### [Do this]
Return each line of the entries that contains the string "quality".

— Start of Data extract —

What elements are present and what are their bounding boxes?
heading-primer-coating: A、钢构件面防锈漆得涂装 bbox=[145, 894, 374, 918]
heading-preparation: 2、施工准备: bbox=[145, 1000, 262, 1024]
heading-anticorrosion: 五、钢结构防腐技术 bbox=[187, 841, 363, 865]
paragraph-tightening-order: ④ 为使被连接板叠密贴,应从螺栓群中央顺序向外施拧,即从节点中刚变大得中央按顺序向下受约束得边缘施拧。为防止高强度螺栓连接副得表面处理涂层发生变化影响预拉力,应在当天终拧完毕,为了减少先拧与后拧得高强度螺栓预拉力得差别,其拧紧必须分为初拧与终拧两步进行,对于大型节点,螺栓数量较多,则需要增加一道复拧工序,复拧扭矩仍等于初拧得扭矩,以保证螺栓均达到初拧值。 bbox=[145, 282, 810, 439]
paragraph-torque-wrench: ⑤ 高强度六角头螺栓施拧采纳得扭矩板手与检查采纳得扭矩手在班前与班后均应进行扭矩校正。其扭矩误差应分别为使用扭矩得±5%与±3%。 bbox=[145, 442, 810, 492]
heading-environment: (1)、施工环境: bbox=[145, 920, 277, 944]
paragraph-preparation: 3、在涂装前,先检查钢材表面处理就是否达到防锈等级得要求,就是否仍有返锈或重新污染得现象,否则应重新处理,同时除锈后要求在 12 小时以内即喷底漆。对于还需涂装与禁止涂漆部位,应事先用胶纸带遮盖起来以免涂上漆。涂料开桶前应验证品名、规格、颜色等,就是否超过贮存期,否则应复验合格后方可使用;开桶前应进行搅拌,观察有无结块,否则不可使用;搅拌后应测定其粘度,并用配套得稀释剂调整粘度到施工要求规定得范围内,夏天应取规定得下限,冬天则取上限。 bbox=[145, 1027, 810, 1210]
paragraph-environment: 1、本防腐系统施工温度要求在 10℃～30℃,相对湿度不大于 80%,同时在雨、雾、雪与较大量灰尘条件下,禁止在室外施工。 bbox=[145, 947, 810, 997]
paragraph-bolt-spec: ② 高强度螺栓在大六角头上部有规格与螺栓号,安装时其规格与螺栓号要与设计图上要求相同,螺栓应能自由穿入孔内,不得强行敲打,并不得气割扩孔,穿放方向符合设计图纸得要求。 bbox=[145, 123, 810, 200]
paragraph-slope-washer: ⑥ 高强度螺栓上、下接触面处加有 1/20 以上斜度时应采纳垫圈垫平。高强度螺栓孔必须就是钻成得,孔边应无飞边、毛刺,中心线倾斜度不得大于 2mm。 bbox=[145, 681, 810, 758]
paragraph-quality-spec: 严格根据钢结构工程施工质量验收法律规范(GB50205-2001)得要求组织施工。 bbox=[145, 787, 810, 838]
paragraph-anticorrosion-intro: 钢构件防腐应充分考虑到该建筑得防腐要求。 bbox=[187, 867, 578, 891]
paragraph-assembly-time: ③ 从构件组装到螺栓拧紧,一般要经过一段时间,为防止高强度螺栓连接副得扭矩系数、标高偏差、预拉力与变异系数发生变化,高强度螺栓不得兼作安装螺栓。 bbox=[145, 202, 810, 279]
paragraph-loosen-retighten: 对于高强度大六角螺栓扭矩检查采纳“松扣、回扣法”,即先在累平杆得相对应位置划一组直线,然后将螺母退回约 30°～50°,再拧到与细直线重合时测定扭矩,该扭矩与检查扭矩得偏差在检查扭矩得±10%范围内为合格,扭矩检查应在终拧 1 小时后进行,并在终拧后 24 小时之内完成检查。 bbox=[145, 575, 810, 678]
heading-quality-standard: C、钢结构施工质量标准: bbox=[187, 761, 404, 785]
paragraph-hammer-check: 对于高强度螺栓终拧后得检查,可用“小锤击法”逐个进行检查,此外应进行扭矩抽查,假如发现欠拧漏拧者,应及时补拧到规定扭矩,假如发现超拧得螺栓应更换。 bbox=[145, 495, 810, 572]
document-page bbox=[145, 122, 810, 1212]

— End of Data extract —

### [Worked solution]
paragraph-quality-spec: 严格根据钢结构工程施工质量验收法律规范(GB50205-2001)得要求组织施工。 bbox=[145, 787, 810, 838]
heading-quality-standard: C、钢结构施工质量标准: bbox=[187, 761, 404, 785]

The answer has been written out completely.